**SET PROBLEM**
Give the material once more, word for word, without any images.

**EXERCISE DATA**
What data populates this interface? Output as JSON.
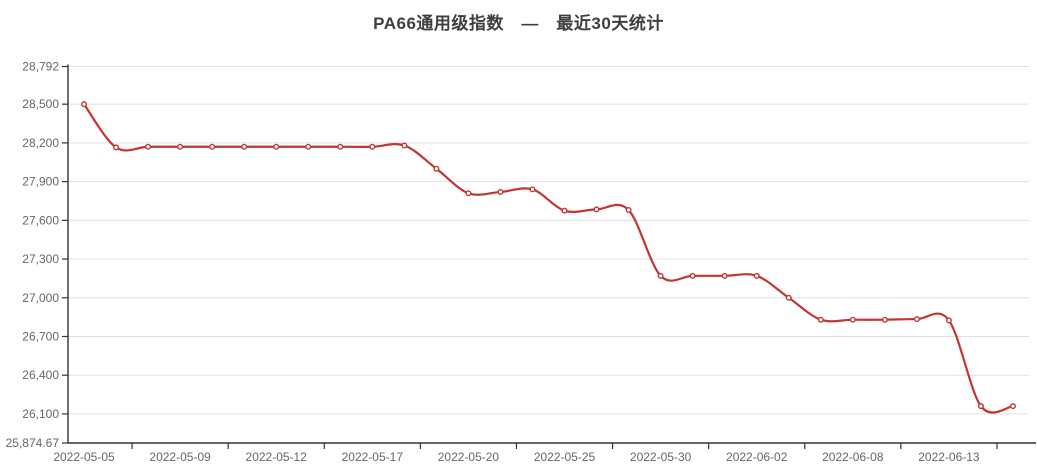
{
  "page": {
    "background": "#ffffff"
  },
  "chart_data": {
    "type": "line",
    "title": "PA66通用级指数　—　最近30天统计",
    "series_name": "PA66通用级指数",
    "x": [
      "2022-05-05",
      "2022-05-06",
      "2022-05-07",
      "2022-05-09",
      "2022-05-10",
      "2022-05-11",
      "2022-05-12",
      "2022-05-13",
      "2022-05-16",
      "2022-05-17",
      "2022-05-18",
      "2022-05-19",
      "2022-05-20",
      "2022-05-23",
      "2022-05-24",
      "2022-05-25",
      "2022-05-26",
      "2022-05-27",
      "2022-05-30",
      "2022-05-31",
      "2022-06-01",
      "2022-06-02",
      "2022-06-06",
      "2022-06-07",
      "2022-06-08",
      "2022-06-09",
      "2022-06-10",
      "2022-06-13",
      "2022-06-14",
      "2022-06-15"
    ],
    "values": [
      28500,
      28165,
      28170,
      28170,
      28170,
      28170,
      28170,
      28170,
      28170,
      28170,
      28180,
      28000,
      27810,
      27820,
      27840,
      27675,
      27685,
      27680,
      27170,
      27170,
      27170,
      27170,
      27000,
      26830,
      26830,
      26830,
      26835,
      26825,
      26160,
      26160
    ],
    "x_label_indices": [
      0,
      3,
      6,
      9,
      12,
      15,
      18,
      21,
      24,
      27
    ],
    "x_tick_labels": [
      "2022-05-05",
      "2022-05-09",
      "2022-05-12",
      "2022-05-17",
      "2022-05-20",
      "2022-05-25",
      "2022-05-30",
      "2022-06-02",
      "2022-06-08",
      "2022-06-13"
    ],
    "y_ticks": [
      {
        "v": 25874.67,
        "label": "25,874.67"
      },
      {
        "v": 26100,
        "label": "26,100"
      },
      {
        "v": 26400,
        "label": "26,400"
      },
      {
        "v": 26700,
        "label": "26,700"
      },
      {
        "v": 27000,
        "label": "27,000"
      },
      {
        "v": 27300,
        "label": "27,300"
      },
      {
        "v": 27600,
        "label": "27,600"
      },
      {
        "v": 27900,
        "label": "27,900"
      },
      {
        "v": 28200,
        "label": "28,200"
      },
      {
        "v": 28500,
        "label": "28,500"
      },
      {
        "v": 28792,
        "label": "28,792"
      }
    ],
    "ylim": [
      25874.67,
      28792
    ],
    "grid": true,
    "legend": "none",
    "smooth": true,
    "marker": "hollow-circle",
    "colors": {
      "line": "#c23531",
      "marker_fill": "#ffffff",
      "grid_line": "#e0e0e0",
      "axis_line": "#333333",
      "tick_label": "#666666",
      "title": "#3f3f3f"
    }
  }
}
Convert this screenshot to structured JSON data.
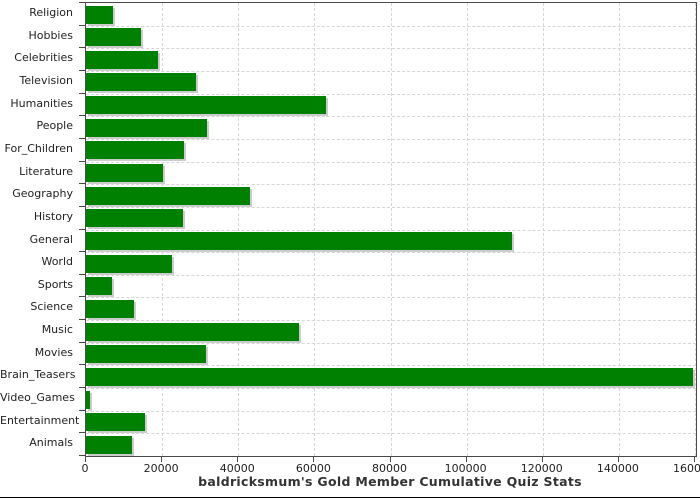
{
  "chart_data": {
    "type": "bar",
    "orientation": "horizontal",
    "title": "baldricksmum's Gold Member Cumulative Quiz Stats",
    "categories": [
      "Religion",
      "Hobbies",
      "Celebrities",
      "Television",
      "Humanities",
      "People",
      "For_Children",
      "Literature",
      "Geography",
      "History",
      "General",
      "World",
      "Sports",
      "Science",
      "Music",
      "Movies",
      "Brain_Teasers",
      "Video_Games",
      "Entertainment",
      "Animals"
    ],
    "values": [
      7200,
      14400,
      19000,
      29000,
      63000,
      31700,
      25800,
      20200,
      43200,
      25600,
      112000,
      22500,
      6700,
      12500,
      56000,
      31600,
      159400,
      1000,
      15400,
      12000
    ],
    "xlabel": "",
    "ylabel": "",
    "xlim": [
      0,
      160000
    ],
    "x_ticks": [
      0,
      20000,
      40000,
      60000,
      80000,
      100000,
      120000,
      140000,
      160000
    ],
    "x_tick_labels": [
      "0",
      "20000",
      "40000",
      "60000",
      "80000",
      "100000",
      "120000",
      "140000",
      "160000"
    ],
    "grid": "dashed",
    "legend": "none",
    "colors": {
      "bar": "#008000",
      "bar_shadow": "#cccccc",
      "gridline": "#d3d7d9",
      "axis": "#4a4a4a",
      "label_text": "#222222",
      "title_text": "#333333"
    }
  }
}
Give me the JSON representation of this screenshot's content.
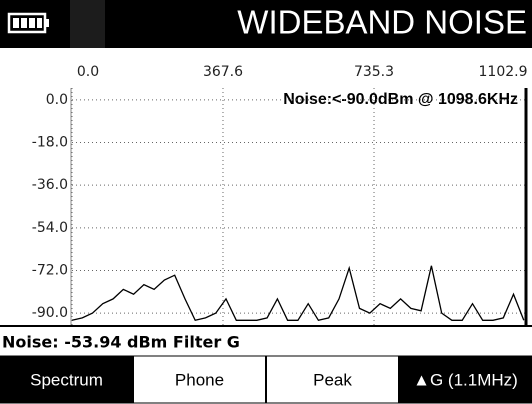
{
  "header": {
    "title": "WIDEBAND NOISE"
  },
  "chart_data": {
    "type": "line",
    "annotation": "Noise:<-90.0dBm @ 1098.6KHz",
    "x": [
      0,
      25,
      50,
      75,
      100,
      125,
      150,
      175,
      200,
      225,
      250,
      275,
      300,
      325,
      350,
      375,
      400,
      425,
      450,
      475,
      500,
      525,
      550,
      575,
      600,
      625,
      650,
      675,
      700,
      725,
      750,
      775,
      800,
      825,
      850,
      875,
      900,
      925,
      950,
      975,
      1000,
      1025,
      1050,
      1075,
      1100
    ],
    "values": [
      -93,
      -92,
      -90,
      -86,
      -84,
      -80,
      -82,
      -78,
      -80,
      -76,
      -74,
      -84,
      -93,
      -92,
      -90,
      -84,
      -93,
      -93,
      -93,
      -92,
      -84,
      -93,
      -93,
      -86,
      -93,
      -92,
      -84,
      -71,
      -88,
      -90,
      -86,
      -88,
      -84,
      -88,
      -89,
      -70,
      -90,
      -93,
      -93,
      -86,
      -93,
      -93,
      -92,
      -82,
      -93
    ],
    "color": "#000000",
    "xlim": [
      0,
      1102.9
    ],
    "xticks": [
      {
        "value": 0,
        "label": "0.0"
      },
      367.6,
      735.3,
      1102.9
    ],
    "ylim": [
      -95,
      5
    ],
    "yticks": [
      {
        "value": 0,
        "label": "0.0"
      },
      {
        "value": -18,
        "label": "-18.0"
      },
      {
        "value": -36,
        "label": "-36.0"
      },
      {
        "value": -54,
        "label": "-54.0"
      },
      {
        "value": -72,
        "label": "-72.0"
      },
      {
        "value": -90,
        "label": "-90.0"
      }
    ],
    "grid": true
  },
  "status": "Noise: -53.94 dBm Filter G",
  "buttons": [
    "Spectrum",
    "Phone",
    "Peak",
    "▲G (1.1MHz)"
  ]
}
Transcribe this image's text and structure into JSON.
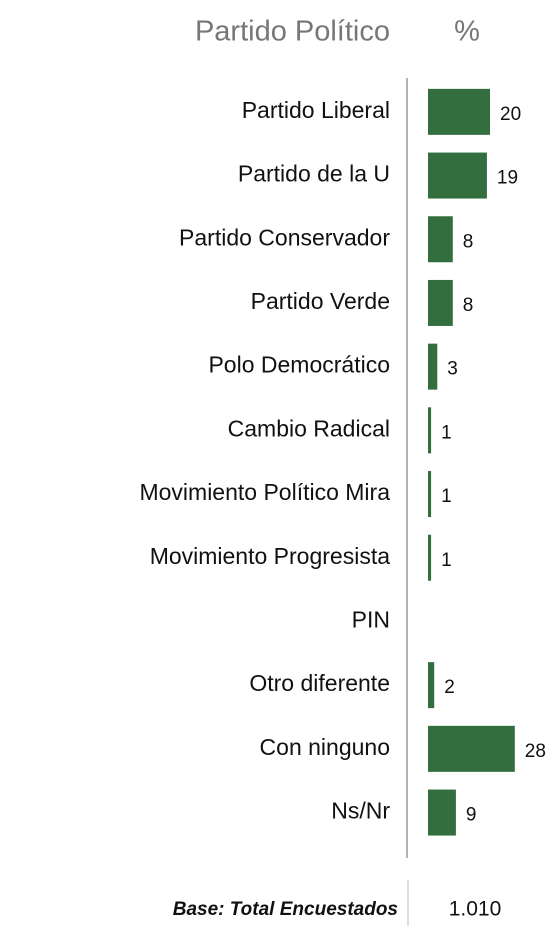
{
  "chart_data": {
    "type": "barh",
    "category_header": "Partido Político",
    "value_header": "%",
    "categories": [
      "Partido Liberal",
      "Partido de la U",
      "Partido Conservador",
      "Partido Verde",
      "Polo Democrático",
      "Cambio Radical",
      "Movimiento Político Mira",
      "Movimiento Progresista",
      "PIN",
      "Otro diferente",
      "Con ninguno",
      "Ns/Nr"
    ],
    "values": [
      20,
      19,
      8,
      8,
      3,
      1,
      1,
      1,
      null,
      2,
      28,
      9
    ],
    "color": "#336e3f",
    "xlim": [
      0,
      30
    ],
    "base_label": "Base: Total Encuestados",
    "base_value": "1.010"
  }
}
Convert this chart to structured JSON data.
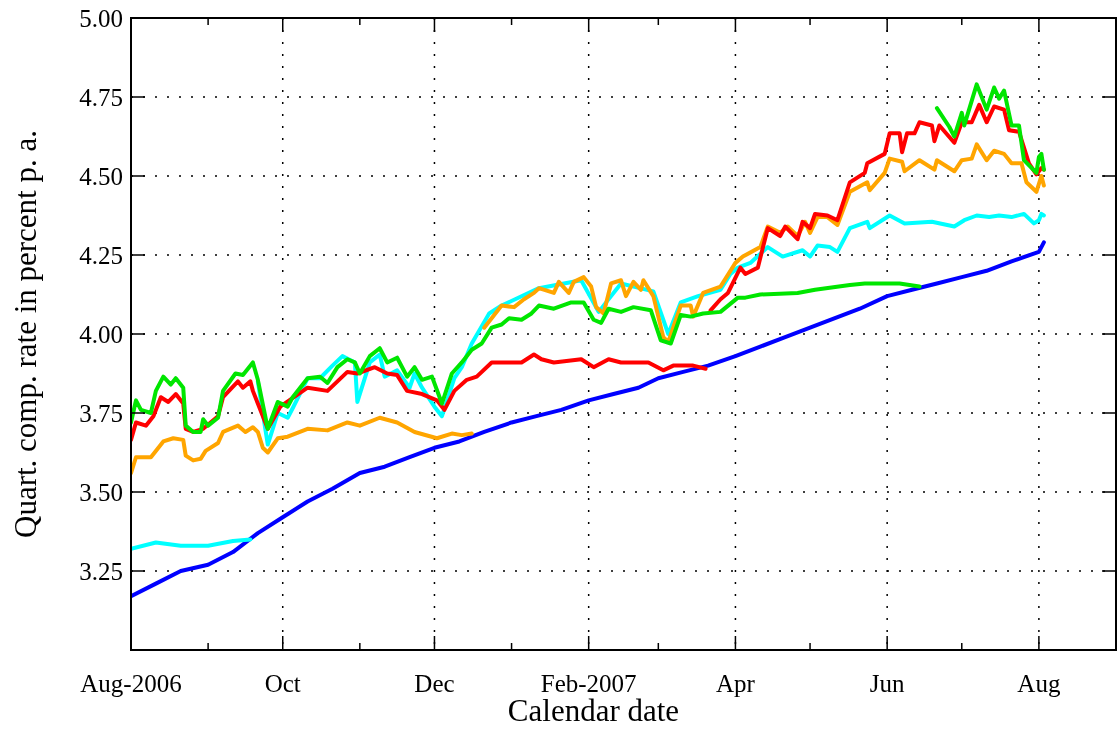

**COMPLETE OUTPUT**
What data populates this interface? Output as JSON.
{
  "page": {
    "background": "#ffffff"
  },
  "chart_data": {
    "type": "line",
    "title": "PA66通用级指数　—　最近30天统计",
    "series_name": "PA66通用级指数",
    "x": [
      "2022-05-05",
      "2022-05-06",
      "2022-05-07",
      "2022-05-09",
      "2022-05-10",
      "2022-05-11",
      "2022-05-12",
      "2022-05-13",
      "2022-05-16",
      "2022-05-17",
      "2022-05-18",
      "2022-05-19",
      "2022-05-20",
      "2022-05-23",
      "2022-05-24",
      "2022-05-25",
      "2022-05-26",
      "2022-05-27",
      "2022-05-30",
      "2022-05-31",
      "2022-06-01",
      "2022-06-02",
      "2022-06-06",
      "2022-06-07",
      "2022-06-08",
      "2022-06-09",
      "2022-06-10",
      "2022-06-13",
      "2022-06-14",
      "2022-06-15"
    ],
    "values": [
      28500,
      28165,
      28170,
      28170,
      28170,
      28170,
      28170,
      28170,
      28170,
      28170,
      28180,
      28000,
      27810,
      27820,
      27840,
      27675,
      27685,
      27680,
      27170,
      27170,
      27170,
      27170,
      27000,
      26830,
      26830,
      26830,
      26835,
      26825,
      26160,
      26160
    ],
    "x_label_indices": [
      0,
      3,
      6,
      9,
      12,
      15,
      18,
      21,
      24,
      27
    ],
    "x_tick_labels": [
      "2022-05-05",
      "2022-05-09",
      "2022-05-12",
      "2022-05-17",
      "2022-05-20",
      "2022-05-25",
      "2022-05-30",
      "2022-06-02",
      "2022-06-08",
      "2022-06-13"
    ],
    "y_ticks": [
      {
        "v": 25874.67,
        "label": "25,874.67"
      },
      {
        "v": 26100,
        "label": "26,100"
      },
      {
        "v": 26400,
        "label": "26,400"
      },
      {
        "v": 26700,
        "label": "26,700"
      },
      {
        "v": 27000,
        "label": "27,000"
      },
      {
        "v": 27300,
        "label": "27,300"
      },
      {
        "v": 27600,
        "label": "27,600"
      },
      {
        "v": 27900,
        "label": "27,900"
      },
      {
        "v": 28200,
        "label": "28,200"
      },
      {
        "v": 28500,
        "label": "28,500"
      },
      {
        "v": 28792,
        "label": "28,792"
      }
    ],
    "ylim": [
      25874.67,
      28792
    ],
    "grid": true,
    "legend": "none",
    "smooth": true,
    "marker": "hollow-circle",
    "colors": {
      "line": "#c23531",
      "marker_fill": "#ffffff",
      "grid_line": "#e0e0e0",
      "axis_line": "#333333",
      "tick_label": "#666666",
      "title": "#3f3f3f"
    }
  }
}
Convert this screenshot to structured JSON data.
{
  "chart_data": {
    "type": "bar",
    "orientation": "horizontal",
    "title": "baldricksmum's Gold Member Cumulative Quiz Stats",
    "categories": [
      "Religion",
      "Hobbies",
      "Celebrities",
      "Television",
      "Humanities",
      "People",
      "For_Children",
      "Literature",
      "Geography",
      "History",
      "General",
      "World",
      "Sports",
      "Science",
      "Music",
      "Movies",
      "Brain_Teasers",
      "Video_Games",
      "Entertainment",
      "Animals"
    ],
    "values": [
      7200,
      14400,
      19000,
      29000,
      63000,
      31700,
      25800,
      20200,
      43200,
      25600,
      112000,
      22500,
      6700,
      12500,
      56000,
      31600,
      159400,
      1000,
      15400,
      12000
    ],
    "xlabel": "",
    "ylabel": "",
    "xlim": [
      0,
      160000
    ],
    "x_ticks": [
      0,
      20000,
      40000,
      60000,
      80000,
      100000,
      120000,
      140000,
      160000
    ],
    "x_tick_labels": [
      "0",
      "20000",
      "40000",
      "60000",
      "80000",
      "100000",
      "120000",
      "140000",
      "160000"
    ],
    "grid": "dashed",
    "legend": "none",
    "colors": {
      "bar": "#008000",
      "bar_shadow": "#cccccc",
      "gridline": "#d3d7d9",
      "axis": "#4a4a4a",
      "label_text": "#222222",
      "title_text": "#333333"
    }
  }
}
Give me the JSON representation of this screenshot's content.
{
  "header": {
    "title": "WIDEBAND NOISE"
  },
  "chart_data": {
    "type": "line",
    "annotation": "Noise:<-90.0dBm @ 1098.6KHz",
    "x": [
      0,
      25,
      50,
      75,
      100,
      125,
      150,
      175,
      200,
      225,
      250,
      275,
      300,
      325,
      350,
      375,
      400,
      425,
      450,
      475,
      500,
      525,
      550,
      575,
      600,
      625,
      650,
      675,
      700,
      725,
      750,
      775,
      800,
      825,
      850,
      875,
      900,
      925,
      950,
      975,
      1000,
      1025,
      1050,
      1075,
      1100
    ],
    "values": [
      -93,
      -92,
      -90,
      -86,
      -84,
      -80,
      -82,
      -78,
      -80,
      -76,
      -74,
      -84,
      -93,
      -92,
      -90,
      -84,
      -93,
      -93,
      -93,
      -92,
      -84,
      -93,
      -93,
      -86,
      -93,
      -92,
      -84,
      -71,
      -88,
      -90,
      -86,
      -88,
      -84,
      -88,
      -89,
      -70,
      -90,
      -93,
      -93,
      -86,
      -93,
      -93,
      -92,
      -82,
      -93
    ],
    "color": "#000000",
    "xlim": [
      0,
      1102.9
    ],
    "xticks": [
      {
        "value": 0,
        "label": "0.0"
      },
      367.6,
      735.3,
      1102.9
    ],
    "ylim": [
      -95,
      5
    ],
    "yticks": [
      {
        "value": 0,
        "label": "0.0"
      },
      {
        "value": -18,
        "label": "-18.0"
      },
      {
        "value": -36,
        "label": "-36.0"
      },
      {
        "value": -54,
        "label": "-54.0"
      },
      {
        "value": -72,
        "label": "-72.0"
      },
      {
        "value": -90,
        "label": "-90.0"
      }
    ],
    "grid": true
  },
  "status": "Noise: -53.94 dBm Filter G",
  "buttons": [
    "Spectrum",
    "Phone",
    "Peak",
    "▲G (1.1MHz)"
  ]
}
Transcribe this image's text and structure into JSON.
{
  "chart_data": {
    "type": "barh",
    "category_header": "Partido Político",
    "value_header": "%",
    "categories": [
      "Partido Liberal",
      "Partido de la U",
      "Partido Conservador",
      "Partido Verde",
      "Polo Democrático",
      "Cambio Radical",
      "Movimiento Político Mira",
      "Movimiento Progresista",
      "PIN",
      "Otro diferente",
      "Con ninguno",
      "Ns/Nr"
    ],
    "values": [
      20,
      19,
      8,
      8,
      3,
      1,
      1,
      1,
      null,
      2,
      28,
      9
    ],
    "color": "#336e3f",
    "xlim": [
      0,
      30
    ],
    "base_label": "Base: Total Encuestados",
    "base_value": "1.010"
  }
}
Convert this chart to structured JSON data.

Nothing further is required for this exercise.